> [Task to complete]:
Copy all of the material exactly. Pictures are not to appear in the copy.

★ ★ ★ ★ ★

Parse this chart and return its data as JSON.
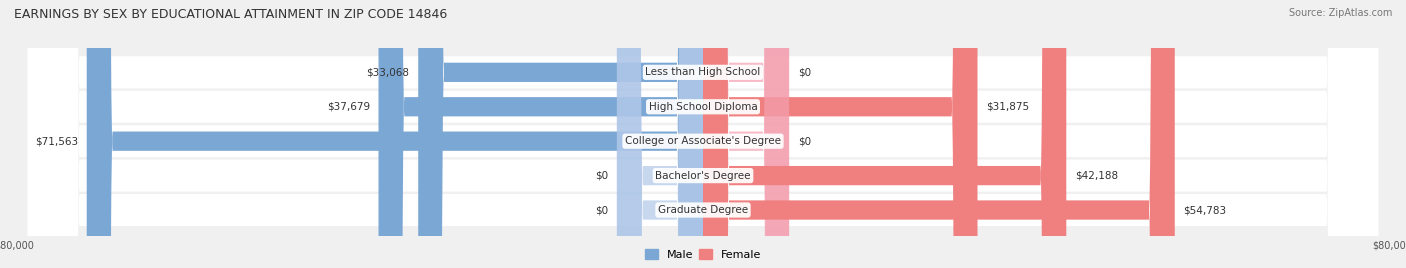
{
  "title": "EARNINGS BY SEX BY EDUCATIONAL ATTAINMENT IN ZIP CODE 14846",
  "source": "Source: ZipAtlas.com",
  "categories": [
    "Less than High School",
    "High School Diploma",
    "College or Associate's Degree",
    "Bachelor's Degree",
    "Graduate Degree"
  ],
  "male_values": [
    33068,
    37679,
    71563,
    0,
    0
  ],
  "female_values": [
    0,
    31875,
    0,
    42188,
    54783
  ],
  "male_color": "#7ba7d4",
  "female_color": "#f08080",
  "male_color_light": "#aec6e8",
  "female_color_light": "#f4a0b0",
  "x_min": -80000,
  "x_max": 80000,
  "bar_height": 0.55,
  "background_color": "#f0f0f0",
  "title_fontsize": 9,
  "label_fontsize": 7.5,
  "axis_label_fontsize": 7,
  "legend_fontsize": 8
}
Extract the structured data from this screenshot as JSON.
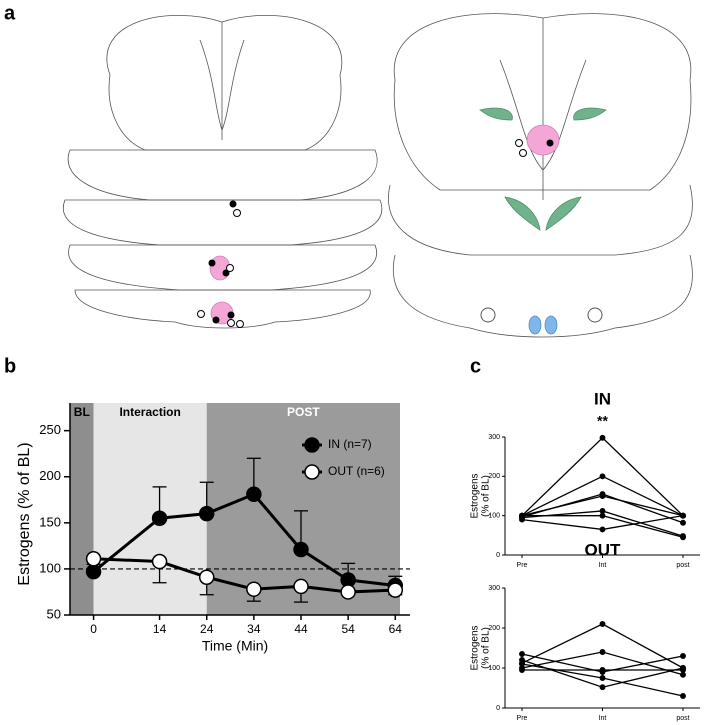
{
  "panel_labels": [
    "a",
    "b",
    "c"
  ],
  "chart_data": [
    {
      "type": "line",
      "xlabel": "Time (Min)",
      "ylabel": "Estrogens (% of BL)",
      "x": [
        0,
        14,
        24,
        34,
        44,
        54,
        64
      ],
      "xlim": [
        -5,
        65
      ],
      "xticks": [
        0,
        14,
        24,
        34,
        44,
        54,
        64
      ],
      "ylim": [
        50,
        280
      ],
      "yticks": [
        50,
        100,
        150,
        200,
        250
      ],
      "regions": [
        {
          "label": "BL",
          "start": -5,
          "end": 0,
          "color": "#8e8e8e",
          "label_color": "#000000"
        },
        {
          "label": "Interaction",
          "start": 0,
          "end": 24,
          "color": "#e6e6e6",
          "label_color": "#000000"
        },
        {
          "label": "POST",
          "start": 24,
          "end": 65,
          "color": "#9b9b9b",
          "label_color": "#ffffff"
        }
      ],
      "hline": 100,
      "legend": "upper right",
      "series": [
        {
          "name": "IN (n=7)",
          "color": "#000000",
          "marker_fill": "#000000",
          "error_side": "up",
          "values": [
            97,
            155,
            160,
            181,
            121,
            88,
            82
          ],
          "errors": [
            null,
            34,
            34,
            39,
            42,
            18,
            10
          ]
        },
        {
          "name": "OUT (n=6)",
          "color": "#000000",
          "marker_fill": "#ffffff",
          "error_side": "down",
          "values": [
            111,
            108,
            91,
            78,
            81,
            75,
            77
          ],
          "errors": [
            6,
            23,
            19,
            13,
            17,
            null,
            5
          ]
        }
      ]
    },
    {
      "type": "line",
      "title": "IN",
      "annotation": "**",
      "ylabel": [
        "Estrogens",
        "(% of BL)"
      ],
      "categories": [
        "Pre",
        "Int",
        "post"
      ],
      "ylim": [
        0,
        300
      ],
      "yticks": [
        0,
        100,
        200,
        300
      ],
      "series": [
        {
          "color": "#000000",
          "values": [
            100,
            298,
            100
          ]
        },
        {
          "color": "#000000",
          "values": [
            100,
            200,
            100
          ]
        },
        {
          "color": "#000000",
          "values": [
            97,
            155,
            82
          ]
        },
        {
          "color": "#000000",
          "values": [
            100,
            150,
            100
          ]
        },
        {
          "color": "#000000",
          "values": [
            95,
            112,
            48
          ]
        },
        {
          "color": "#000000",
          "values": [
            100,
            100,
            45
          ]
        },
        {
          "color": "#000000",
          "values": [
            90,
            65,
            100
          ]
        }
      ]
    },
    {
      "type": "line",
      "title": "OUT",
      "ylabel": [
        "Estrogens",
        "(% of BL)"
      ],
      "categories": [
        "Pre",
        "Int",
        "post"
      ],
      "ylim": [
        0,
        300
      ],
      "yticks": [
        0,
        100,
        200,
        300
      ],
      "series": [
        {
          "color": "#000000",
          "values": [
            112,
            210,
            100
          ]
        },
        {
          "color": "#000000",
          "values": [
            135,
            90,
            130
          ]
        },
        {
          "color": "#000000",
          "values": [
            100,
            140,
            83
          ]
        },
        {
          "color": "#000000",
          "values": [
            95,
            95,
            95
          ]
        },
        {
          "color": "#000000",
          "values": [
            120,
            52,
            100
          ]
        },
        {
          "color": "#000000",
          "values": [
            110,
            75,
            30
          ]
        }
      ]
    }
  ]
}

★ ★ ★ ★ ★

> [Answer for this exercise]:
Parse this chart and return its data as JSON.
{
  "title": "EARNINGS BY SEX BY EDUCATIONAL ATTAINMENT IN ZIP CODE 14846",
  "source": "Source: ZipAtlas.com",
  "categories": [
    "Less than High School",
    "High School Diploma",
    "College or Associate's Degree",
    "Bachelor's Degree",
    "Graduate Degree"
  ],
  "male_values": [
    33068,
    37679,
    71563,
    0,
    0
  ],
  "female_values": [
    0,
    31875,
    0,
    42188,
    54783
  ],
  "male_color": "#7ba7d4",
  "female_color": "#f08080",
  "male_color_light": "#aec6e8",
  "female_color_light": "#f4a0b0",
  "x_min": -80000,
  "x_max": 80000,
  "bar_height": 0.55,
  "background_color": "#f0f0f0",
  "title_fontsize": 9,
  "label_fontsize": 7.5,
  "axis_label_fontsize": 7,
  "legend_fontsize": 8
}
Extract the structured data from this screenshot as JSON.
{
  "panel_labels": [
    "a",
    "b",
    "c"
  ],
  "chart_data": [
    {
      "type": "line",
      "xlabel": "Time (Min)",
      "ylabel": "Estrogens (% of BL)",
      "x": [
        0,
        14,
        24,
        34,
        44,
        54,
        64
      ],
      "xlim": [
        -5,
        65
      ],
      "xticks": [
        0,
        14,
        24,
        34,
        44,
        54,
        64
      ],
      "ylim": [
        50,
        280
      ],
      "yticks": [
        50,
        100,
        150,
        200,
        250
      ],
      "regions": [
        {
          "label": "BL",
          "start": -5,
          "end": 0,
          "color": "#8e8e8e",
          "label_color": "#000000"
        },
        {
          "label": "Interaction",
          "start": 0,
          "end": 24,
          "color": "#e6e6e6",
          "label_color": "#000000"
        },
        {
          "label": "POST",
          "start": 24,
          "end": 65,
          "color": "#9b9b9b",
          "label_color": "#ffffff"
        }
      ],
      "hline": 100,
      "legend": "upper right",
      "series": [
        {
          "name": "IN (n=7)",
          "color": "#000000",
          "marker_fill": "#000000",
          "error_side": "up",
          "values": [
            97,
            155,
            160,
            181,
            121,
            88,
            82
          ],
          "errors": [
            null,
            34,
            34,
            39,
            42,
            18,
            10
          ]
        },
        {
          "name": "OUT (n=6)",
          "color": "#000000",
          "marker_fill": "#ffffff",
          "error_side": "down",
          "values": [
            111,
            108,
            91,
            78,
            81,
            75,
            77
          ],
          "errors": [
            6,
            23,
            19,
            13,
            17,
            null,
            5
          ]
        }
      ]
    },
    {
      "type": "line",
      "title": "IN",
      "annotation": "**",
      "ylabel": [
        "Estrogens",
        "(% of BL)"
      ],
      "categories": [
        "Pre",
        "Int",
        "post"
      ],
      "ylim": [
        0,
        300
      ],
      "yticks": [
        0,
        100,
        200,
        300
      ],
      "series": [
        {
          "color": "#000000",
          "values": [
            100,
            298,
            100
          ]
        },
        {
          "color": "#000000",
          "values": [
            100,
            200,
            100
          ]
        },
        {
          "color": "#000000",
          "values": [
            97,
            155,
            82
          ]
        },
        {
          "color": "#000000",
          "values": [
            100,
            150,
            100
          ]
        },
        {
          "color": "#000000",
          "values": [
            95,
            112,
            48
          ]
        },
        {
          "color": "#000000",
          "values": [
            100,
            100,
            45
          ]
        },
        {
          "color": "#000000",
          "values": [
            90,
            65,
            100
          ]
        }
      ]
    },
    {
      "type": "line",
      "title": "OUT",
      "ylabel": [
        "Estrogens",
        "(% of BL)"
      ],
      "categories": [
        "Pre",
        "Int",
        "post"
      ],
      "ylim": [
        0,
        300
      ],
      "yticks": [
        0,
        100,
        200,
        300
      ],
      "series": [
        {
          "color": "#000000",
          "values": [
            112,
            210,
            100
          ]
        },
        {
          "color": "#000000",
          "values": [
            135,
            90,
            130
          ]
        },
        {
          "color": "#000000",
          "values": [
            100,
            140,
            83
          ]
        },
        {
          "color": "#000000",
          "values": [
            95,
            95,
            95
          ]
        },
        {
          "color": "#000000",
          "values": [
            120,
            52,
            100
          ]
        },
        {
          "color": "#000000",
          "values": [
            110,
            75,
            30
          ]
        }
      ]
    }
  ]
}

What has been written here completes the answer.